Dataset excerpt

* * *

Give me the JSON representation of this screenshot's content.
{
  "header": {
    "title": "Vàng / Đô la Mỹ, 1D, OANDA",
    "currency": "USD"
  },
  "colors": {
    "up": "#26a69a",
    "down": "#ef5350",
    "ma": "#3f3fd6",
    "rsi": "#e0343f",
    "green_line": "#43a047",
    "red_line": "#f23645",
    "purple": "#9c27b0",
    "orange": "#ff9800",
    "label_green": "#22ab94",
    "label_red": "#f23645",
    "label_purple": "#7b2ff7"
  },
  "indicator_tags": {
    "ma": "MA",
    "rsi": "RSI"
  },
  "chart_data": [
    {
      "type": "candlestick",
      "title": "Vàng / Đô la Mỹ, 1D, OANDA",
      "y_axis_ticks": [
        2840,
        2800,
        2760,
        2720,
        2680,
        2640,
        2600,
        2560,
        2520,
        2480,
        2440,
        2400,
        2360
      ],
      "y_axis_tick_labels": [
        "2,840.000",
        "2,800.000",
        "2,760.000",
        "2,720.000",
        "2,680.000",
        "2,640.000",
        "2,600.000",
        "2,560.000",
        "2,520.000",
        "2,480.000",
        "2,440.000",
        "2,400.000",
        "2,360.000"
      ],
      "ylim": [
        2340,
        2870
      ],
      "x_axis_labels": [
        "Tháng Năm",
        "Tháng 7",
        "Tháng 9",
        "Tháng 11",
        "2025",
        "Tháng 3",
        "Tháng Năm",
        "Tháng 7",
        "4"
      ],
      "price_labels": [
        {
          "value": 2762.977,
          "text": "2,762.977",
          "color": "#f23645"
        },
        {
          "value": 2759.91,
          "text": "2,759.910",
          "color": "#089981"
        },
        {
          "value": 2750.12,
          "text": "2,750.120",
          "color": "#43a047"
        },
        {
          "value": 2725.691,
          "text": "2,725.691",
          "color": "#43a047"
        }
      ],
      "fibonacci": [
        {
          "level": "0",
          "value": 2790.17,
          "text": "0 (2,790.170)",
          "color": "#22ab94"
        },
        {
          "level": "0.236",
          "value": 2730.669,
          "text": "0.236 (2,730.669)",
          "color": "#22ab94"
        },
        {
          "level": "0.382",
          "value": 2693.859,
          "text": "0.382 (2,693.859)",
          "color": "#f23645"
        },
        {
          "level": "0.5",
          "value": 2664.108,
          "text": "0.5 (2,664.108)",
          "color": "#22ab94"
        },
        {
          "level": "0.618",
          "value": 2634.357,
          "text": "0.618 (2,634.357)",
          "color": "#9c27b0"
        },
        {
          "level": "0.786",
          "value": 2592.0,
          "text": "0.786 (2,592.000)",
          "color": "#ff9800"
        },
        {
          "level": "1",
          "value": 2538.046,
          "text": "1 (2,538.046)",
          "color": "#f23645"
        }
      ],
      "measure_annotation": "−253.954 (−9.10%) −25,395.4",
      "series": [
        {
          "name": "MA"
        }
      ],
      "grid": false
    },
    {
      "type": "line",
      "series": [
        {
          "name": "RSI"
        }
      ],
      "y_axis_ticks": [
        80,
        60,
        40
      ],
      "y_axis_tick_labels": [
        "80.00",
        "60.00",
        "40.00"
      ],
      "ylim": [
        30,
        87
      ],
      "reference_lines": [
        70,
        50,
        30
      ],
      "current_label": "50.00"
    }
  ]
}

* * *

TASK GOAL: Print every entry exactly as it appears.

RESULT BELOW:
Give me the JSON representation of this screenshot's content.
{
  "header": {
    "title": "Vàng / Đô la Mỹ, 1D, OANDA",
    "currency": "USD"
  },
  "colors": {
    "up": "#26a69a",
    "down": "#ef5350",
    "ma": "#3f3fd6",
    "rsi": "#e0343f",
    "green_line": "#43a047",
    "red_line": "#f23645",
    "purple": "#9c27b0",
    "orange": "#ff9800",
    "label_green": "#22ab94",
    "label_red": "#f23645",
    "label_purple": "#7b2ff7"
  },
  "indicator_tags": {
    "ma": "MA",
    "rsi": "RSI"
  },
  "chart_data": [
    {
      "type": "candlestick",
      "title": "Vàng / Đô la Mỹ, 1D, OANDA",
      "y_axis_ticks": [
        2840,
        2800,
        2760,
        2720,
        2680,
        2640,
        2600,
        2560,
        2520,
        2480,
        2440,
        2400,
        2360
      ],
      "y_axis_tick_labels": [
        "2,840.000",
        "2,800.000",
        "2,760.000",
        "2,720.000",
        "2,680.000",
        "2,640.000",
        "2,600.000",
        "2,560.000",
        "2,520.000",
        "2,480.000",
        "2,440.000",
        "2,400.000",
        "2,360.000"
      ],
      "ylim": [
        2340,
        2870
      ],
      "x_axis_labels": [
        "Tháng Năm",
        "Tháng 7",
        "Tháng 9",
        "Tháng 11",
        "2025",
        "Tháng 3",
        "Tháng Năm",
        "Tháng 7",
        "4"
      ],
      "price_labels": [
        {
          "value": 2762.977,
          "text": "2,762.977",
          "color": "#f23645"
        },
        {
          "value": 2759.91,
          "text": "2,759.910",
          "color": "#089981"
        },
        {
          "value": 2750.12,
          "text": "2,750.120",
          "color": "#43a047"
        },
        {
          "value": 2725.691,
          "text": "2,725.691",
          "color": "#43a047"
        }
      ],
      "fibonacci": [
        {
          "level": "0",
          "value": 2790.17,
          "text": "0 (2,790.170)",
          "color": "#22ab94"
        },
        {
          "level": "0.236",
          "value": 2730.669,
          "text": "0.236 (2,730.669)",
          "color": "#22ab94"
        },
        {
          "level": "0.382",
          "value": 2693.859,
          "text": "0.382 (2,693.859)",
          "color": "#f23645"
        },
        {
          "level": "0.5",
          "value": 2664.108,
          "text": "0.5 (2,664.108)",
          "color": "#22ab94"
        },
        {
          "level": "0.618",
          "value": 2634.357,
          "text": "0.618 (2,634.357)",
          "color": "#9c27b0"
        },
        {
          "level": "0.786",
          "value": 2592.0,
          "text": "0.786 (2,592.000)",
          "color": "#ff9800"
        },
        {
          "level": "1",
          "value": 2538.046,
          "text": "1 (2,538.046)",
          "color": "#f23645"
        }
      ],
      "measure_annotation": "−253.954 (−9.10%) −25,395.4",
      "series": [
        {
          "name": "MA"
        }
      ],
      "grid": false
    },
    {
      "type": "line",
      "series": [
        {
          "name": "RSI"
        }
      ],
      "y_axis_ticks": [
        80,
        60,
        40
      ],
      "y_axis_tick_labels": [
        "80.00",
        "60.00",
        "40.00"
      ],
      "ylim": [
        30,
        87
      ],
      "reference_lines": [
        70,
        50,
        30
      ],
      "current_label": "50.00"
    }
  ]
}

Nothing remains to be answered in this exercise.